*What the task requires:*
Read the data and repeat it in full, exactly.

Begin

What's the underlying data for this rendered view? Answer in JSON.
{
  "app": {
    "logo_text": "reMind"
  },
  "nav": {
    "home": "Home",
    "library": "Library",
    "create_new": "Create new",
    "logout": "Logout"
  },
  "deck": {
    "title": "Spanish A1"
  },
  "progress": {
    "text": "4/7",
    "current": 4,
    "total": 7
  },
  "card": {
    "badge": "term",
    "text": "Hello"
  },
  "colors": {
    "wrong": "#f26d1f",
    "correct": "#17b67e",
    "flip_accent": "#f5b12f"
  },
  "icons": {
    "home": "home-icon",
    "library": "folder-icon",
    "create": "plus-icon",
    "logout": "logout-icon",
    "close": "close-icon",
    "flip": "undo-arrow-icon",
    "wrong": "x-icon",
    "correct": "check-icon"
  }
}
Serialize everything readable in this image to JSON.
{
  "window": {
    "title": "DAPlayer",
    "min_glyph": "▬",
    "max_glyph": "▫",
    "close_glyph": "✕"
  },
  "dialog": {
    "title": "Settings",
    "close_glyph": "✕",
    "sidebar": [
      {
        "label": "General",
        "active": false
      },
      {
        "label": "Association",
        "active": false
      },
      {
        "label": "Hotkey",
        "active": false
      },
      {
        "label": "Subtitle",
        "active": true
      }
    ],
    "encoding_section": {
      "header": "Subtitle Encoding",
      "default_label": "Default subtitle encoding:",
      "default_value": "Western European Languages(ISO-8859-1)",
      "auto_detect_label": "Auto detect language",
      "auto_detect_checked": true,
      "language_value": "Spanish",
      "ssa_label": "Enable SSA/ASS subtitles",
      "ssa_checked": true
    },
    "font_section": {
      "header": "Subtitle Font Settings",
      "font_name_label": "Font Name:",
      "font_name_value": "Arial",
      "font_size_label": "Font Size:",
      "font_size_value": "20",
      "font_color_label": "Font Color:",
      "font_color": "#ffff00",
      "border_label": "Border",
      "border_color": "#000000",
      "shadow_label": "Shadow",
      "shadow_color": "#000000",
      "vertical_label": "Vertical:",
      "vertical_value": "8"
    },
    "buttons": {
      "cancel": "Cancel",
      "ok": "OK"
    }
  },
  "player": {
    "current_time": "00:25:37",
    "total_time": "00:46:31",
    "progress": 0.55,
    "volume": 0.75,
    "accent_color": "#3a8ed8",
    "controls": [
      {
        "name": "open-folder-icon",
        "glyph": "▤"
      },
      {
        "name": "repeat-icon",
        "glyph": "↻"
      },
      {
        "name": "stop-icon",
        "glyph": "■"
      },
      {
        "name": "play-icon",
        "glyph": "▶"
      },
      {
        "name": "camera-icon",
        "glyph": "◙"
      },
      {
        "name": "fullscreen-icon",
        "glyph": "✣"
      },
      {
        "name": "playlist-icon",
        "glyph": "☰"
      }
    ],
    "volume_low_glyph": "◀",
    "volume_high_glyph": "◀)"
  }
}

End

*The result:*
What's the underlying data for this rendered view? Answer in JSON.
{
  "app": {
    "logo_text": "reMind"
  },
  "nav": {
    "home": "Home",
    "library": "Library",
    "create_new": "Create new",
    "logout": "Logout"
  },
  "deck": {
    "title": "Spanish A1"
  },
  "progress": {
    "text": "4/7",
    "current": 4,
    "total": 7
  },
  "card": {
    "badge": "term",
    "text": "Hello"
  },
  "colors": {
    "wrong": "#f26d1f",
    "correct": "#17b67e",
    "flip_accent": "#f5b12f"
  },
  "icons": {
    "home": "home-icon",
    "library": "folder-icon",
    "create": "plus-icon",
    "logout": "logout-icon",
    "close": "close-icon",
    "flip": "undo-arrow-icon",
    "wrong": "x-icon",
    "correct": "check-icon"
  }
}
Serialize everything readable in this image to JSON.
{
  "window": {
    "title": "DAPlayer",
    "min_glyph": "▬",
    "max_glyph": "▫",
    "close_glyph": "✕"
  },
  "dialog": {
    "title": "Settings",
    "close_glyph": "✕",
    "sidebar": [
      {
        "label": "General",
        "active": false
      },
      {
        "label": "Association",
        "active": false
      },
      {
        "label": "Hotkey",
        "active": false
      },
      {
        "label": "Subtitle",
        "active": true
      }
    ],
    "encoding_section": {
      "header": "Subtitle Encoding",
      "default_label": "Default subtitle encoding:",
      "default_value": "Western European Languages(ISO-8859-1)",
      "auto_detect_label": "Auto detect language",
      "auto_detect_checked": true,
      "language_value": "Spanish",
      "ssa_label": "Enable SSA/ASS subtitles",
      "ssa_checked": true
    },
    "font_section": {
      "header": "Subtitle Font Settings",
      "font_name_label": "Font Name:",
      "font_name_value": "Arial",
      "font_size_label": "Font Size:",
      "font_size_value": "20",
      "font_color_label": "Font Color:",
      "font_color": "#ffff00",
      "border_label": "Border",
      "border_color": "#000000",
      "shadow_label": "Shadow",
      "shadow_color": "#000000",
      "vertical_label": "Vertical:",
      "vertical_value": "8"
    },
    "buttons": {
      "cancel": "Cancel",
      "ok": "OK"
    }
  },
  "player": {
    "current_time": "00:25:37",
    "total_time": "00:46:31",
    "progress": 0.55,
    "volume": 0.75,
    "accent_color": "#3a8ed8",
    "controls": [
      {
        "name": "open-folder-icon",
        "glyph": "▤"
      },
      {
        "name": "repeat-icon",
        "glyph": "↻"
      },
      {
        "name": "stop-icon",
        "glyph": "■"
      },
      {
        "name": "play-icon",
        "glyph": "▶"
      },
      {
        "name": "camera-icon",
        "glyph": "◙"
      },
      {
        "name": "fullscreen-icon",
        "glyph": "✣"
      },
      {
        "name": "playlist-icon",
        "glyph": "☰"
      }
    ],
    "volume_low_glyph": "◀",
    "volume_high_glyph": "◀)"
  }
}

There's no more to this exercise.